(Required task): Write out every line below that includes the word "soul".

(Data shown):

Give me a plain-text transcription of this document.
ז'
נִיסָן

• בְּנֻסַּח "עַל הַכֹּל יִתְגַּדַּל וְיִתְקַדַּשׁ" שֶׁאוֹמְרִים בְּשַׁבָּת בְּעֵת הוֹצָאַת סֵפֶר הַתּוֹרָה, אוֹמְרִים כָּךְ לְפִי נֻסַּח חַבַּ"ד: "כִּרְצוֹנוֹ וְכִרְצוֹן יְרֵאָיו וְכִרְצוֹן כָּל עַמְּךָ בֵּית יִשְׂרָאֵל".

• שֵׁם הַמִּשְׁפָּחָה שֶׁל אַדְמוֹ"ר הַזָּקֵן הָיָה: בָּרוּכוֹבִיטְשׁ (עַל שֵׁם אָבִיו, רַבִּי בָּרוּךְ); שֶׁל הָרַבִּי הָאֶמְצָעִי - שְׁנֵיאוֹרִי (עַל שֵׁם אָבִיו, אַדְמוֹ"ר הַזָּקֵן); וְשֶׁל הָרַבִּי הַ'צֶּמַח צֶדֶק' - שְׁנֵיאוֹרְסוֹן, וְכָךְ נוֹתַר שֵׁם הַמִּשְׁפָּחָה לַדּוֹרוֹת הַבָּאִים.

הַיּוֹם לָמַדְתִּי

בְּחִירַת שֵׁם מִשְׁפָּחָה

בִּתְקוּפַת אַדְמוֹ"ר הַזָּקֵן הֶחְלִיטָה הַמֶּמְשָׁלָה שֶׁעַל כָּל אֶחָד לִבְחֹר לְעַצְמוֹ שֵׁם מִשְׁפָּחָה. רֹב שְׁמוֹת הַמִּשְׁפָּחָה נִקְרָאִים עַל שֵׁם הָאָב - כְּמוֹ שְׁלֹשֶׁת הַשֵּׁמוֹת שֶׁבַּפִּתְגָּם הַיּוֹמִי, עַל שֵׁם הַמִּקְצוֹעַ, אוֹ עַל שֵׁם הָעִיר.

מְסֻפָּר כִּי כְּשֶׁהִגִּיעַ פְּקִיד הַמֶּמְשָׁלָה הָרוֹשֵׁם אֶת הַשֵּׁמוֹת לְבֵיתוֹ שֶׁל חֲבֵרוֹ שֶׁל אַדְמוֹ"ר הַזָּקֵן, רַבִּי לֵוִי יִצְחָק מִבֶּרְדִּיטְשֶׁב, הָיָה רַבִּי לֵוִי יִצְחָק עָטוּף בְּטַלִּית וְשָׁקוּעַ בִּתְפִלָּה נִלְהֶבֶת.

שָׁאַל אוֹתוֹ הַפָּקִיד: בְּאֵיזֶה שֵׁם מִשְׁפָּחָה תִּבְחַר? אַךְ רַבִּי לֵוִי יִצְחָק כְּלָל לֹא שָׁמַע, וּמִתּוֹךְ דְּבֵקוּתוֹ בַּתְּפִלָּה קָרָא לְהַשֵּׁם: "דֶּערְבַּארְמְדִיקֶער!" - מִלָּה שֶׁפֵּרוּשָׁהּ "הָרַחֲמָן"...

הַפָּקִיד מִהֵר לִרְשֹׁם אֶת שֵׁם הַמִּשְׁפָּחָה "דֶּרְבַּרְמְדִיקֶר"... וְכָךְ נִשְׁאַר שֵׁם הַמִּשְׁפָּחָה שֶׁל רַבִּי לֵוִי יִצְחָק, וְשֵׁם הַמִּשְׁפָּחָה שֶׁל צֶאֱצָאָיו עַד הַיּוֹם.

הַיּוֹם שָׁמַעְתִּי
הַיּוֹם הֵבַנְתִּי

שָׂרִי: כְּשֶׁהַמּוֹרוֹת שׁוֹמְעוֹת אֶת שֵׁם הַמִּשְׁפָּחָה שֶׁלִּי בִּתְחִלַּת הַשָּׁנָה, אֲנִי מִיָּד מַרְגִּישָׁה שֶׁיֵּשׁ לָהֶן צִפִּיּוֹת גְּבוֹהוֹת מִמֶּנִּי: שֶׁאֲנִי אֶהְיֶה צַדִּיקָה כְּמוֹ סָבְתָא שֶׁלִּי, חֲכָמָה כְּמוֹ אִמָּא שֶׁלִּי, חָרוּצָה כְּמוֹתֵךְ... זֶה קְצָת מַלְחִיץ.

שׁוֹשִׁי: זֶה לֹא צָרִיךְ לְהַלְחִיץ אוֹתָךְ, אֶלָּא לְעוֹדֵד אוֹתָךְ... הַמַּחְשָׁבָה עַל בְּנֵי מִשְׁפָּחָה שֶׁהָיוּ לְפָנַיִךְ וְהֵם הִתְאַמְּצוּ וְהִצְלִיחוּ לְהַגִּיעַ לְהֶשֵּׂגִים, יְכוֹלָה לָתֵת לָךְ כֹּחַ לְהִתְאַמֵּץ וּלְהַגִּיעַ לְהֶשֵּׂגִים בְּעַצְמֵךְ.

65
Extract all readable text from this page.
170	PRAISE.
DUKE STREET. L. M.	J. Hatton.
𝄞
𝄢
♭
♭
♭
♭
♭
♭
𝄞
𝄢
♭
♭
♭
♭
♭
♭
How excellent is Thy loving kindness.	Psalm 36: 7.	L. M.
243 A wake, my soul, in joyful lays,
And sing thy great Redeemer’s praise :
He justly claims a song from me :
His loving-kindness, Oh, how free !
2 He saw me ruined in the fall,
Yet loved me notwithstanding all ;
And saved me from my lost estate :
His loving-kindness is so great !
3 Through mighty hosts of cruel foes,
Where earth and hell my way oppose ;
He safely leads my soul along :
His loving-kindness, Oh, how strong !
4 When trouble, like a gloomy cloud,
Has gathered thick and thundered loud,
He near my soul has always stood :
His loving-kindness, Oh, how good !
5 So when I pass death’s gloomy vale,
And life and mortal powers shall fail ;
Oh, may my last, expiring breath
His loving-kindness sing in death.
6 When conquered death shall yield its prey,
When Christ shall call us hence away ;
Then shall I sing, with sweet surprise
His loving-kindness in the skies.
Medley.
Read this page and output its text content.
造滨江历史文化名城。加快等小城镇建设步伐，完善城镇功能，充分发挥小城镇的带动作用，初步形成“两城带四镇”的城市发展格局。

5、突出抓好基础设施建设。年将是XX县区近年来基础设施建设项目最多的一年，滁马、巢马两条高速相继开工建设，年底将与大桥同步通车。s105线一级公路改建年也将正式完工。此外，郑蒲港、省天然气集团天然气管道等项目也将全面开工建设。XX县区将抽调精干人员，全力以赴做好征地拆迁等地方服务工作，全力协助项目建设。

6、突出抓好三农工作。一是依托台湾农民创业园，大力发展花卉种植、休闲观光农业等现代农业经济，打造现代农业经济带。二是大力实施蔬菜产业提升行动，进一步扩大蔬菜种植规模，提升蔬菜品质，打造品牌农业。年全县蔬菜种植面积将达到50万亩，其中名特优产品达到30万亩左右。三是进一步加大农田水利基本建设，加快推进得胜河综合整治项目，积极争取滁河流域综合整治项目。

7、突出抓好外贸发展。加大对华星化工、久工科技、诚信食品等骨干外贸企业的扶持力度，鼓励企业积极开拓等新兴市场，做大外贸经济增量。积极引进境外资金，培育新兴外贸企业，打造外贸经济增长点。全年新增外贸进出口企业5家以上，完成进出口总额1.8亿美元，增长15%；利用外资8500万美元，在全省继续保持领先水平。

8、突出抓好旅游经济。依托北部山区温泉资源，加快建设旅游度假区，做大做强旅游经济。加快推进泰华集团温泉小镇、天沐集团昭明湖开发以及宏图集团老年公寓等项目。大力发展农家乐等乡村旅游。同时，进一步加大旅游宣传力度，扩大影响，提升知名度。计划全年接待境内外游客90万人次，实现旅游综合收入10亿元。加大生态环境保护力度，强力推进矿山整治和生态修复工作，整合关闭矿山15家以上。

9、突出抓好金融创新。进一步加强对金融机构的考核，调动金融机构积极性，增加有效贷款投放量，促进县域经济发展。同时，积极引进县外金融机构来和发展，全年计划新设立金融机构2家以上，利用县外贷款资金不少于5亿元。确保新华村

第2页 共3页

(Written solution):
243 A wake, my soul, in joyful lays,
He safely leads my soul along :
He near my soul has always stood :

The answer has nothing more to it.